• _PROBLEM STATEMENT_: Give every line back verbatim, dropping all images.

• _RECORD SET_:
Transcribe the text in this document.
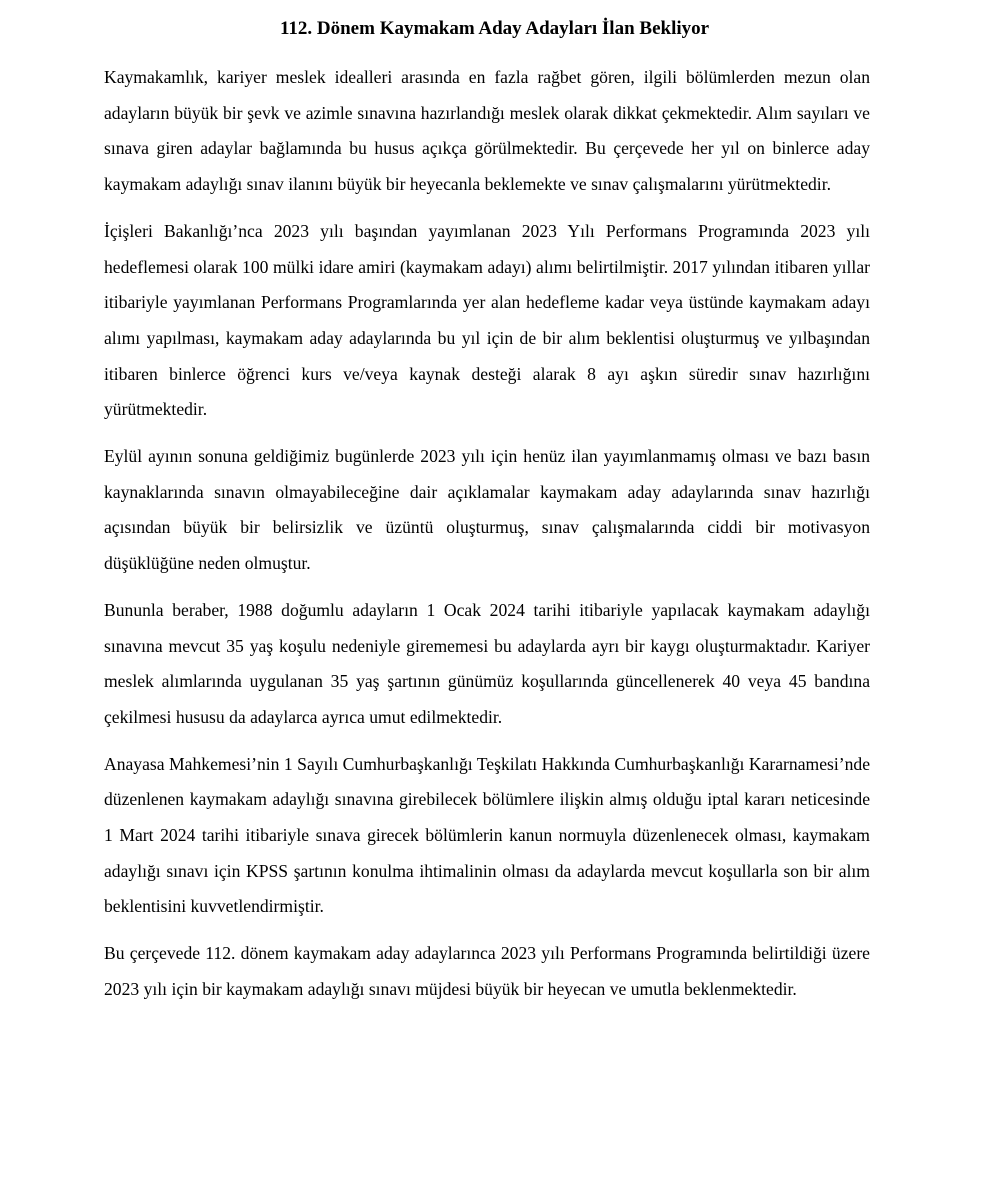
112. Dönem Kaymakam Aday Adayları İlan Bekliyor

Kaymakamlık, kariyer meslek idealleri arasında en fazla rağbet gören, ilgili bölümlerden mezun olan adayların büyük bir şevk ve azimle sınavına hazırlandığı meslek olarak dikkat çekmektedir. Alım sayıları ve sınava giren adaylar bağlamında bu husus açıkça görülmektedir. Bu çerçevede her yıl on binlerce aday kaymakam adaylığı sınav ilanını büyük bir heyecanla beklemekte ve sınav çalışmalarını yürütmektedir.

İçişleri Bakanlığı’nca 2023 yılı başından yayımlanan 2023 Yılı Performans Programında 2023 yılı hedeflemesi olarak 100 mülki idare amiri (kaymakam adayı) alımı belirtilmiştir. 2017 yılından itibaren yıllar itibariyle yayımlanan Performans Programlarında yer alan hedefleme kadar veya üstünde kaymakam adayı alımı yapılması, kaymakam aday adaylarında bu yıl için de bir alım beklentisi oluşturmuş ve yılbaşından itibaren binlerce öğrenci kurs ve/veya kaynak desteği alarak 8 ayı aşkın süredir sınav hazırlığını yürütmektedir.

Eylül ayının sonuna geldiğimiz bugünlerde 2023 yılı için henüz ilan yayımlanmamış olması ve bazı basın kaynaklarında sınavın olmayabileceğine dair açıklamalar kaymakam aday adaylarında sınav hazırlığı açısından büyük bir belirsizlik ve üzüntü oluşturmuş, sınav çalışmalarında ciddi bir motivasyon düşüklüğüne neden olmuştur.

Bununla beraber, 1988 doğumlu adayların 1 Ocak 2024 tarihi itibariyle yapılacak kaymakam adaylığı sınavına mevcut 35 yaş koşulu nedeniyle girememesi bu adaylarda ayrı bir kaygı oluşturmaktadır. Kariyer meslek alımlarında uygulanan 35 yaş şartının günümüz koşullarında güncellenerek 40 veya 45 bandına çekilmesi hususu da adaylarca ayrıca umut edilmektedir.

Anayasa Mahkemesi’nin 1 Sayılı Cumhurbaşkanlığı Teşkilatı Hakkında Cumhurbaşkanlığı Kararnamesi’nde düzenlenen kaymakam adaylığı sınavına girebilecek bölümlere ilişkin almış olduğu iptal kararı neticesinde 1 Mart 2024 tarihi itibariyle sınava girecek bölümlerin kanun normuyla düzenlenecek olması, kaymakam adaylığı sınavı için KPSS şartının konulma ihtimalinin olması da adaylarda mevcut koşullarla son bir alım beklentisini kuvvetlendirmiştir.

Bu çerçevede 112. dönem kaymakam aday adaylarınca 2023 yılı Performans Programında belirtildiği üzere 2023 yılı için bir kaymakam adaylığı sınavı müjdesi büyük bir heyecan ve umutla beklenmektedir.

• _OUTPUT FOR THIS TASK_:
Transcribe the text in this document.
112. Dönem Kaymakam Aday Adayları İlan Bekliyor

Kaymakamlık, kariyer meslek idealleri arasında en fazla rağbet gören, ilgili bölümlerden mezun olan adayların büyük bir şevk ve azimle sınavına hazırlandığı meslek olarak dikkat çekmektedir. Alım sayıları ve sınava giren adaylar bağlamında bu husus açıkça görülmektedir. Bu çerçevede her yıl on binlerce aday kaymakam adaylığı sınav ilanını büyük bir heyecanla beklemekte ve sınav çalışmalarını yürütmektedir.

İçişleri Bakanlığı’nca 2023 yılı başından yayımlanan 2023 Yılı Performans Programında 2023 yılı hedeflemesi olarak 100 mülki idare amiri (kaymakam adayı) alımı belirtilmiştir. 2017 yılından itibaren yıllar itibariyle yayımlanan Performans Programlarında yer alan hedefleme kadar veya üstünde kaymakam adayı alımı yapılması, kaymakam aday adaylarında bu yıl için de bir alım beklentisi oluşturmuş ve yılbaşından itibaren binlerce öğrenci kurs ve/veya kaynak desteği alarak 8 ayı aşkın süredir sınav hazırlığını yürütmektedir.

Eylül ayının sonuna geldiğimiz bugünlerde 2023 yılı için henüz ilan yayımlanmamış olması ve bazı basın kaynaklarında sınavın olmayabileceğine dair açıklamalar kaymakam aday adaylarında sınav hazırlığı açısından büyük bir belirsizlik ve üzüntü oluşturmuş, sınav çalışmalarında ciddi bir motivasyon düşüklüğüne neden olmuştur.

Bununla beraber, 1988 doğumlu adayların 1 Ocak 2024 tarihi itibariyle yapılacak kaymakam adaylığı sınavına mevcut 35 yaş koşulu nedeniyle girememesi bu adaylarda ayrı bir kaygı oluşturmaktadır. Kariyer meslek alımlarında uygulanan 35 yaş şartının günümüz koşullarında güncellenerek 40 veya 45 bandına çekilmesi hususu da adaylarca ayrıca umut edilmektedir.

Anayasa Mahkemesi’nin 1 Sayılı Cumhurbaşkanlığı Teşkilatı Hakkında Cumhurbaşkanlığı Kararnamesi’nde düzenlenen kaymakam adaylığı sınavına girebilecek bölümlere ilişkin almış olduğu iptal kararı neticesinde 1 Mart 2024 tarihi itibariyle sınava girecek bölümlerin kanun normuyla düzenlenecek olması, kaymakam adaylığı sınavı için KPSS şartının konulma ihtimalinin olması da adaylarda mevcut koşullarla son bir alım beklentisini kuvvetlendirmiştir.

Bu çerçevede 112. dönem kaymakam aday adaylarınca 2023 yılı Performans Programında belirtildiği üzere 2023 yılı için bir kaymakam adaylığı sınavı müjdesi büyük bir heyecan ve umutla beklenmektedir.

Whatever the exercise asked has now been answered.